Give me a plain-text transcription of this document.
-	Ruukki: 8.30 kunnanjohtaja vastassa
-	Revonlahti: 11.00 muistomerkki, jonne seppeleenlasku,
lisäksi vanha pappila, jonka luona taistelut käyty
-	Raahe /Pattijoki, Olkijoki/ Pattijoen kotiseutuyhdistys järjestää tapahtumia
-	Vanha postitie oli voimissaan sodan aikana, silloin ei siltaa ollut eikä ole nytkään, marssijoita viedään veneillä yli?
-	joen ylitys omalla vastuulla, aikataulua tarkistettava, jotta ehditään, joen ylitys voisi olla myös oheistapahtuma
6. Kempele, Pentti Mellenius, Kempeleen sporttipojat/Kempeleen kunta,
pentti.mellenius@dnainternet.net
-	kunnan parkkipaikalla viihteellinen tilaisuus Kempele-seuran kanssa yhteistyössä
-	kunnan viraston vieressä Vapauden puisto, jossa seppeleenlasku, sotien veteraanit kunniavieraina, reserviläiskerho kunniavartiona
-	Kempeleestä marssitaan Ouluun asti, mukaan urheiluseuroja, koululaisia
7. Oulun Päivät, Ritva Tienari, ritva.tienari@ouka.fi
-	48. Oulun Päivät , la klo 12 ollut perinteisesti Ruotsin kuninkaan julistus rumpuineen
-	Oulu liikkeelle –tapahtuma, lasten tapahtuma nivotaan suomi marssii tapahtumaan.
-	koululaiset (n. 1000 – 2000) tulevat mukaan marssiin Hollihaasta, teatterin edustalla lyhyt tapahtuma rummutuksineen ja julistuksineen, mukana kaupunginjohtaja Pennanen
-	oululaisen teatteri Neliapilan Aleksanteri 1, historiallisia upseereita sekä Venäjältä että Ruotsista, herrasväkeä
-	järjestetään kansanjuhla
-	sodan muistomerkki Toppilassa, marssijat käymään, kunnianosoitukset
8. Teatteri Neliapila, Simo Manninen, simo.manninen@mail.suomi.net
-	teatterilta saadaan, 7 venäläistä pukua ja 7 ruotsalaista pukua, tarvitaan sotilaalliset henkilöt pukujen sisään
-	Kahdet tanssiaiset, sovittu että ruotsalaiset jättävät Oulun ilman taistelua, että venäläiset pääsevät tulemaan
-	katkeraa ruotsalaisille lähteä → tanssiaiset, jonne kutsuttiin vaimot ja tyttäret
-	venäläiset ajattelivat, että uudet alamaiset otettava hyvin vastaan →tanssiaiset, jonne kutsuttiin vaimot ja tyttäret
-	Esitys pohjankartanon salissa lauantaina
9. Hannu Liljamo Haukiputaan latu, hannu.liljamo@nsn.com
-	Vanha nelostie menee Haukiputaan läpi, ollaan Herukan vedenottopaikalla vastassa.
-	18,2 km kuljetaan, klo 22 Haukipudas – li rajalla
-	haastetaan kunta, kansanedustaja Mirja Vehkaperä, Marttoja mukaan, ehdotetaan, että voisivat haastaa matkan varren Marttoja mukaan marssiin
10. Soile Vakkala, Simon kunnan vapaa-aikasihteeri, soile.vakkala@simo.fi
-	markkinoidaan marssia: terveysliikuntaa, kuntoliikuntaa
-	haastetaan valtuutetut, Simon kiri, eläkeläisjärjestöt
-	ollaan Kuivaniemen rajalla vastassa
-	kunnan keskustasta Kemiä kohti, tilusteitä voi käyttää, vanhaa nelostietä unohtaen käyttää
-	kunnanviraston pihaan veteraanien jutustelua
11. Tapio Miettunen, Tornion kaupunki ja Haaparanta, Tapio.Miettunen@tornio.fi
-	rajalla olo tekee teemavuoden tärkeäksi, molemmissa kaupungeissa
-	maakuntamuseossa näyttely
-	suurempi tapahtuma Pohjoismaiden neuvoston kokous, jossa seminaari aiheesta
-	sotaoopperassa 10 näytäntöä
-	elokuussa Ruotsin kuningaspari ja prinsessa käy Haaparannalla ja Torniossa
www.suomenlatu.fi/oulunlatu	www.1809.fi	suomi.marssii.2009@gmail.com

Problem statement
Write an exact transcription of every entry above.

Correct answer
Give me a plain-text transcription of this document.
-	Ruukki: 8.30 kunnanjohtaja vastassa
-	Revonlahti: 11.00 muistomerkki, jonne seppeleenlasku,
lisäksi vanha pappila, jonka luona taistelut käyty
-	Raahe /Pattijoki, Olkijoki/ Pattijoen kotiseutuyhdistys järjestää tapahtumia
-	Vanha postitie oli voimissaan sodan aikana, silloin ei siltaa ollut eikä ole nytkään, marssijoita viedään veneillä yli?
-	joen ylitys omalla vastuulla, aikataulua tarkistettava, jotta ehditään, joen ylitys voisi olla myös oheistapahtuma
6. Kempele, Pentti Mellenius, Kempeleen sporttipojat/Kempeleen kunta,
pentti.mellenius@dnainternet.net
-	kunnan parkkipaikalla viihteellinen tilaisuus Kempele-seuran kanssa yhteistyössä
-	kunnan viraston vieressä Vapauden puisto, jossa seppeleenlasku, sotien veteraanit kunniavieraina, reserviläiskerho kunniavartiona
-	Kempeleestä marssitaan Ouluun asti, mukaan urheiluseuroja, koululaisia
7. Oulun Päivät, Ritva Tienari, ritva.tienari@ouka.fi
-	48. Oulun Päivät , la klo 12 ollut perinteisesti Ruotsin kuninkaan julistus rumpuineen
-	Oulu liikkeelle –tapahtuma, lasten tapahtuma nivotaan suomi marssii tapahtumaan.
-	koululaiset (n. 1000 – 2000) tulevat mukaan marssiin Hollihaasta, teatterin edustalla lyhyt tapahtuma rummutuksineen ja julistuksineen, mukana kaupunginjohtaja Pennanen
-	oululaisen teatteri Neliapilan Aleksanteri 1, historiallisia upseereita sekä Venäjältä että Ruotsista, herrasväkeä
-	järjestetään kansanjuhla
-	sodan muistomerkki Toppilassa, marssijat käymään, kunnianosoitukset
8. Teatteri Neliapila, Simo Manninen, simo.manninen@mail.suomi.net
-	teatterilta saadaan, 7 venäläistä pukua ja 7 ruotsalaista pukua, tarvitaan sotilaalliset henkilöt pukujen sisään
-	Kahdet tanssiaiset, sovittu että ruotsalaiset jättävät Oulun ilman taistelua, että venäläiset pääsevät tulemaan
-	katkeraa ruotsalaisille lähteä → tanssiaiset, jonne kutsuttiin vaimot ja tyttäret
-	venäläiset ajattelivat, että uudet alamaiset otettava hyvin vastaan →tanssiaiset, jonne kutsuttiin vaimot ja tyttäret
-	Esitys pohjankartanon salissa lauantaina
9. Hannu Liljamo Haukiputaan latu, hannu.liljamo@nsn.com
-	Vanha nelostie menee Haukiputaan läpi, ollaan Herukan vedenottopaikalla vastassa.
-	18,2 km kuljetaan, klo 22 Haukipudas – li rajalla
-	haastetaan kunta, kansanedustaja Mirja Vehkaperä, Marttoja mukaan, ehdotetaan, että voisivat haastaa matkan varren Marttoja mukaan marssiin
10. Soile Vakkala, Simon kunnan vapaa-aikasihteeri, soile.vakkala@simo.fi
-	markkinoidaan marssia: terveysliikuntaa, kuntoliikuntaa
-	haastetaan valtuutetut, Simon kiri, eläkeläisjärjestöt
-	ollaan Kuivaniemen rajalla vastassa
-	kunnan keskustasta Kemiä kohti, tilusteitä voi käyttää, vanhaa nelostietä unohtaen käyttää
-	kunnanviraston pihaan veteraanien jutustelua
11. Tapio Miettunen, Tornion kaupunki ja Haaparanta, Tapio.Miettunen@tornio.fi
-	rajalla olo tekee teemavuoden tärkeäksi, molemmissa kaupungeissa
-	maakuntamuseossa näyttely
-	suurempi tapahtuma Pohjoismaiden neuvoston kokous, jossa seminaari aiheesta
-	sotaoopperassa 10 näytäntöä
-	elokuussa Ruotsin kuningaspari ja prinsessa käy Haaparannalla ja Torniossa
www.suomenlatu.fi/oulunlatu	www.1809.fi	suomi.marssii.2009@gmail.com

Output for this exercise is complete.